* _What this task involves_
The records underneath are to be repeated exactly, with the pictures left out.

* _Supplied information_
[start]

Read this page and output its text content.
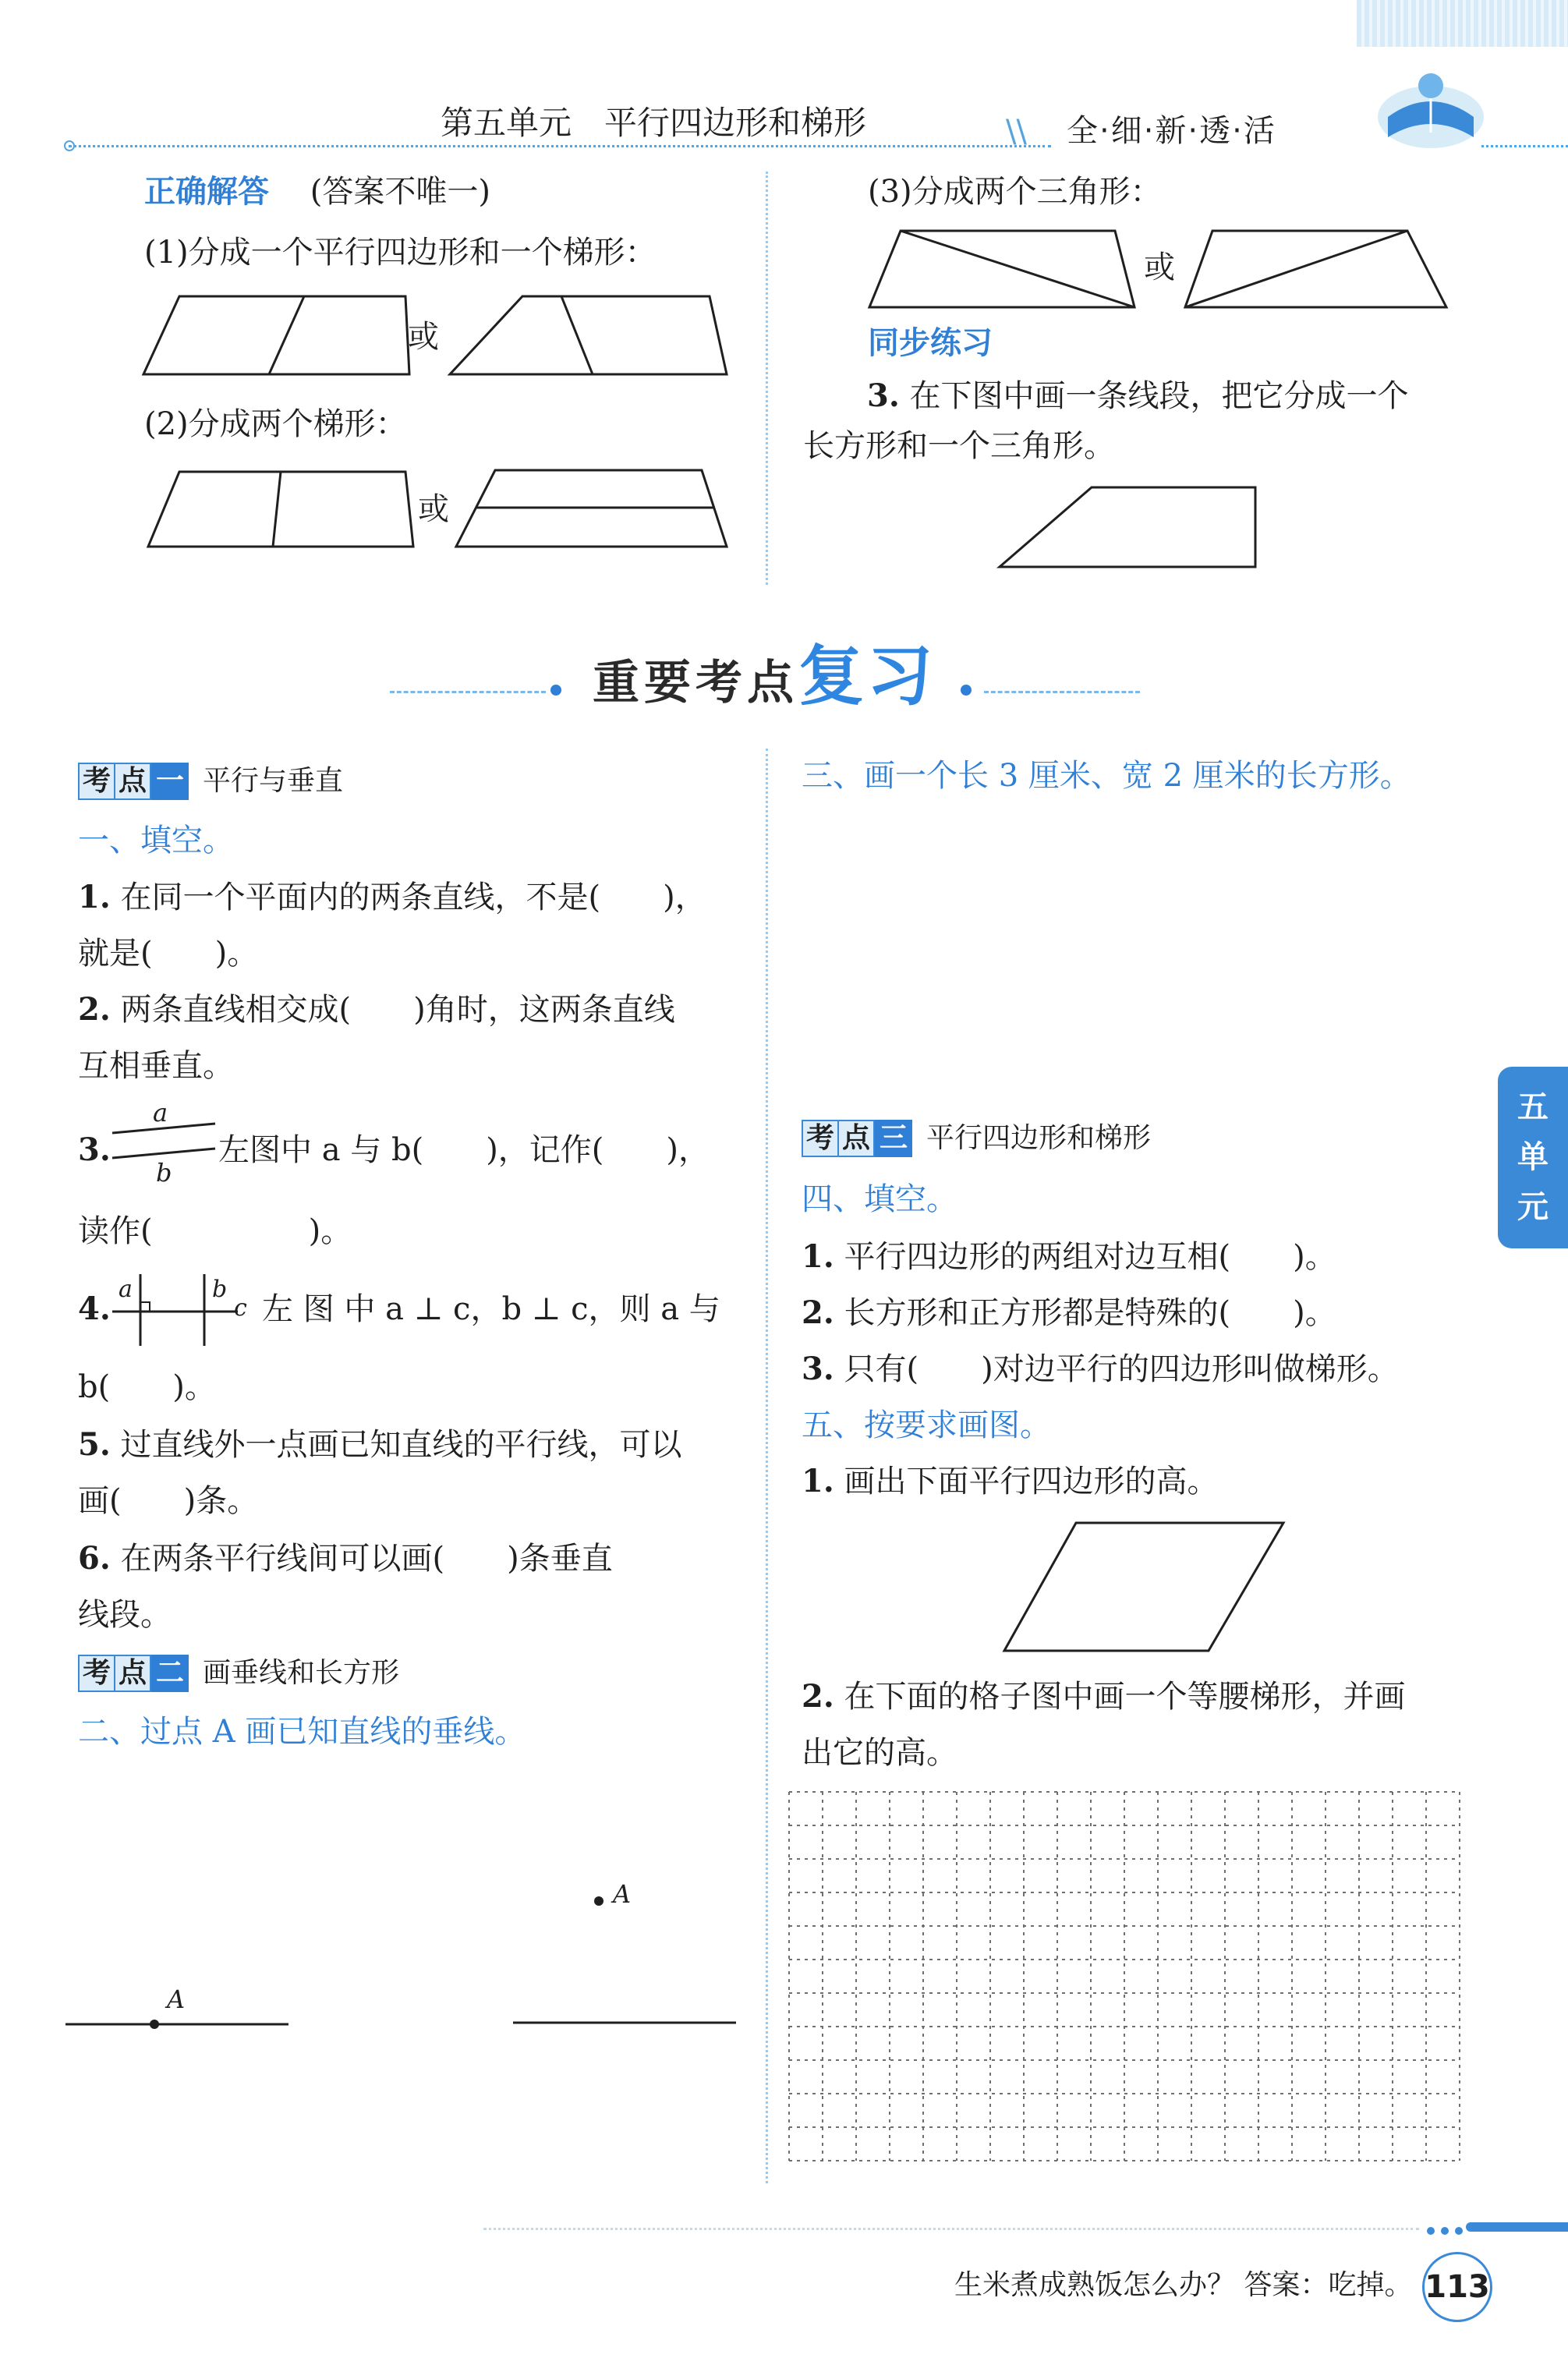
第五单元　平行四边形和梯形	\\ 全·细·新·透·活
正确解答 (答案不唯一)
(1)分成一个平行四边形和一个梯形：
或
(2)分成两个梯形：
或
(3)分成两个三角形：
或
同步练习
3. 在下图中画一条线段，把它分成一个
长方形和一个三角形。
重要考点复习
考 点 一 平行与垂直
一、填空。
1. 在同一个平面内的两条直线，不是(　　)，
就是(　　)。
2. 两条直线相交成(　　)角时，这两条直线
互相垂直。
3.
a
b
左图中 a 与 b(　　)，记作(　　)，
读作(　　　　　)。
4.
a	b
c 左 图 中 a ⊥ c，b ⊥ c，则 a 与
b(　　)。
5. 过直线外一点画已知直线的平行线，可以
画(　　)条。
6. 在两条平行线间可以画(　　)条垂直
线段。
考 点 二 画垂线和长方形
二、过点 A 画已知直线的垂线。
A
A
三、画一个长 3 厘米、宽 2 厘米的长方形。
考 点 三 平行四边形和梯形
四、填空。
1. 平行四边形的两组对边互相(　　)。
2. 长方形和正方形都是特殊的(　　)。
3. 只有(　　)对边平行的四边形叫做梯形。
五、按要求画图。
1. 画出下面平行四边形的高。
2. 在下面的格子图中画一个等腰梯形，并画
出它的高。
五
单
元
生米煮成熟饭怎么办？ 答案：吃掉。 113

[end]

* _Answer below_
Read this page and output its text content.
第五单元　平行四边形和梯形	\\ 全·细·新·透·活
正确解答 (答案不唯一)
(1)分成一个平行四边形和一个梯形：
或
(2)分成两个梯形：
或
(3)分成两个三角形：
或
同步练习
3. 在下图中画一条线段，把它分成一个
长方形和一个三角形。
重要考点复习
考 点 一 平行与垂直
一、填空。
1. 在同一个平面内的两条直线，不是(　　)，
就是(　　)。
2. 两条直线相交成(　　)角时，这两条直线
互相垂直。
3.
a
b
左图中 a 与 b(　　)，记作(　　)，
读作(　　　　　)。
4.
a	b
c 左 图 中 a ⊥ c，b ⊥ c，则 a 与
b(　　)。
5. 过直线外一点画已知直线的平行线，可以
画(　　)条。
6. 在两条平行线间可以画(　　)条垂直
线段。
考 点 二 画垂线和长方形
二、过点 A 画已知直线的垂线。
A
A
三、画一个长 3 厘米、宽 2 厘米的长方形。
考 点 三 平行四边形和梯形
四、填空。
1. 平行四边形的两组对边互相(　　)。
2. 长方形和正方形都是特殊的(　　)。
3. 只有(　　)对边平行的四边形叫做梯形。
五、按要求画图。
1. 画出下面平行四边形的高。
2. 在下面的格子图中画一个等腰梯形，并画
出它的高。
五
单
元
生米煮成熟饭怎么办？ 答案：吃掉。 113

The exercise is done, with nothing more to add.